Look for the word "JSON" in the entries below, then copy every line that has it.

Extracts from a graphics dataset:
----

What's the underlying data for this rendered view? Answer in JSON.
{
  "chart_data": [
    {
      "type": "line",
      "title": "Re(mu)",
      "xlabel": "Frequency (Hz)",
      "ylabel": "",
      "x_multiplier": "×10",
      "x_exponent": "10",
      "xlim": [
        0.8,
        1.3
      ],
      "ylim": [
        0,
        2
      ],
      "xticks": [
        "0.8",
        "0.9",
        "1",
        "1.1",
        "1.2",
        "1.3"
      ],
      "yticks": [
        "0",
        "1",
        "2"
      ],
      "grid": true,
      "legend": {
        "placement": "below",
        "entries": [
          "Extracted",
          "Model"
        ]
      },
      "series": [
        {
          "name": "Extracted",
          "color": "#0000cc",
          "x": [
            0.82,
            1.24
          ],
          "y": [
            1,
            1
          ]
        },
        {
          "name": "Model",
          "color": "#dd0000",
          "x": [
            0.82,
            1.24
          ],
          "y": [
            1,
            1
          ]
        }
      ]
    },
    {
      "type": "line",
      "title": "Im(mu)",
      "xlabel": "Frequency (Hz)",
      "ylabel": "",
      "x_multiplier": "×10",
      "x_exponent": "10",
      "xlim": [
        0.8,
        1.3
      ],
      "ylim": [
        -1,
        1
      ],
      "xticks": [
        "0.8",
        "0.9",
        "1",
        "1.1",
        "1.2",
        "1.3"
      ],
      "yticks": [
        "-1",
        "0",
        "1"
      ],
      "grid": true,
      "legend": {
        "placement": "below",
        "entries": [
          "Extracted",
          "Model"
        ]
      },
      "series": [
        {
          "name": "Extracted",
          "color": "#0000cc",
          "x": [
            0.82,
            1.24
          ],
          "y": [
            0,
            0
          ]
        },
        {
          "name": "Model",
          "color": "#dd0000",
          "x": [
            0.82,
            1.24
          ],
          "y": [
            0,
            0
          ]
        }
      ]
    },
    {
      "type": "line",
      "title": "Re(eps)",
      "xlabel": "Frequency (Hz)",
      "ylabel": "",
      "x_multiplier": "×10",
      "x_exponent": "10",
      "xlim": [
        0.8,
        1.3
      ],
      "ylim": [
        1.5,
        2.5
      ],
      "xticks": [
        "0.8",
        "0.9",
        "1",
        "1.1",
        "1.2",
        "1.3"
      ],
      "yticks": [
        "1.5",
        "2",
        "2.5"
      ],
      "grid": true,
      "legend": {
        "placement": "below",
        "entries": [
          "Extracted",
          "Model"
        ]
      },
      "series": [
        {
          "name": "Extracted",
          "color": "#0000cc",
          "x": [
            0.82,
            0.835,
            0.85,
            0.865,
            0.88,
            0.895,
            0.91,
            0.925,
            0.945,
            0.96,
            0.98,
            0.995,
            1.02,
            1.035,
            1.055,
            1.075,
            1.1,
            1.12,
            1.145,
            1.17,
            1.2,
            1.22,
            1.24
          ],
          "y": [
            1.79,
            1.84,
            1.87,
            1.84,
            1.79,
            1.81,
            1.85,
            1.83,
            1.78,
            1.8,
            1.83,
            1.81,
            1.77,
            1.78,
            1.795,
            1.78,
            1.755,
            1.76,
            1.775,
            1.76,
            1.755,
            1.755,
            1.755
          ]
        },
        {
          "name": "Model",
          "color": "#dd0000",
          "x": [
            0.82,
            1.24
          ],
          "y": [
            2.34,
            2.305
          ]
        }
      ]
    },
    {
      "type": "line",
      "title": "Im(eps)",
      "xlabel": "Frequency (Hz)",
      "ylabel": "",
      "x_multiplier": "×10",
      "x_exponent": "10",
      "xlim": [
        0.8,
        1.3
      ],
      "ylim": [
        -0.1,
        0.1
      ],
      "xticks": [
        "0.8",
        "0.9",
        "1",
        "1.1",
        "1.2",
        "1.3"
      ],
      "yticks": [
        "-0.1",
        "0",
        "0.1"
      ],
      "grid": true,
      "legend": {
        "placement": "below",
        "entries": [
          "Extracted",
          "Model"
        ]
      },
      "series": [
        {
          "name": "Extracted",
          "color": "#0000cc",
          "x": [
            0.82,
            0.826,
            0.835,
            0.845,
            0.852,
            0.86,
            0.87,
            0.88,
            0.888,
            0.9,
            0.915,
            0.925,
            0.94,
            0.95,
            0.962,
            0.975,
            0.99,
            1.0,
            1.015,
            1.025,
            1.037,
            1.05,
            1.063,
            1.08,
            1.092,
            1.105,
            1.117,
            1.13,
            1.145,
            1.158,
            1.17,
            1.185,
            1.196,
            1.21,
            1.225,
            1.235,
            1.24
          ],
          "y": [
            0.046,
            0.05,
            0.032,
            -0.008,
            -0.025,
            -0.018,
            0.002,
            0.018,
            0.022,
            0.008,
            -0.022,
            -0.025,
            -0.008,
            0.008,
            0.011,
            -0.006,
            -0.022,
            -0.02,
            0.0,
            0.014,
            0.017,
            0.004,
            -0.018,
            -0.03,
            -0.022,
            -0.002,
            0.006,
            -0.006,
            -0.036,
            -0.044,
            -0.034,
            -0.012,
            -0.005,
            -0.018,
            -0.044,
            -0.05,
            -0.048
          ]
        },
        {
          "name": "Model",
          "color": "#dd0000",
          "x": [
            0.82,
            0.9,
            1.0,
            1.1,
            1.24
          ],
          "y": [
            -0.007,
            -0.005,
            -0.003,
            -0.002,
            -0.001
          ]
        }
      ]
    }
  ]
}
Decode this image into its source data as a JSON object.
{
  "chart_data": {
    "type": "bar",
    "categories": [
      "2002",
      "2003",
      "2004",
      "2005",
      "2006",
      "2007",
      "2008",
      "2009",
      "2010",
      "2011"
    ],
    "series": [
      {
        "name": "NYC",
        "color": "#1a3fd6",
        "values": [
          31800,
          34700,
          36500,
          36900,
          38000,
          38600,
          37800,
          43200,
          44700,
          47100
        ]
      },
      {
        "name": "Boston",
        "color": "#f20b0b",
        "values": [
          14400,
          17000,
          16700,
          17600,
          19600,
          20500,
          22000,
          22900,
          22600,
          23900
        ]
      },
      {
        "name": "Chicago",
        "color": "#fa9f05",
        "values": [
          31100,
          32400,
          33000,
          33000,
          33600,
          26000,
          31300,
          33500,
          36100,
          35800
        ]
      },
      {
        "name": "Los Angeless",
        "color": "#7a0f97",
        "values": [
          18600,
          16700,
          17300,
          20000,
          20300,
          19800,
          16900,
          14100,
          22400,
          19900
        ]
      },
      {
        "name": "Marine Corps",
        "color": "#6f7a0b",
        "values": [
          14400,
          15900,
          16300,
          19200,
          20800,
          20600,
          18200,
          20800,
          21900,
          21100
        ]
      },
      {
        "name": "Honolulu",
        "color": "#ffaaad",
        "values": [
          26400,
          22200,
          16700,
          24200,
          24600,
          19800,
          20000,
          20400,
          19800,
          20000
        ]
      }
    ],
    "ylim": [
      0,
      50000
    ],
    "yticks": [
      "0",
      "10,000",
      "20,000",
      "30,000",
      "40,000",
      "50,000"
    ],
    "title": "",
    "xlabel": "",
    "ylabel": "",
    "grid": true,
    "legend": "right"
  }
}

----

_Exercise output_
What's the underlying data for this rendered view? Answer in JSON.
Decode this image into its source data as a JSON object.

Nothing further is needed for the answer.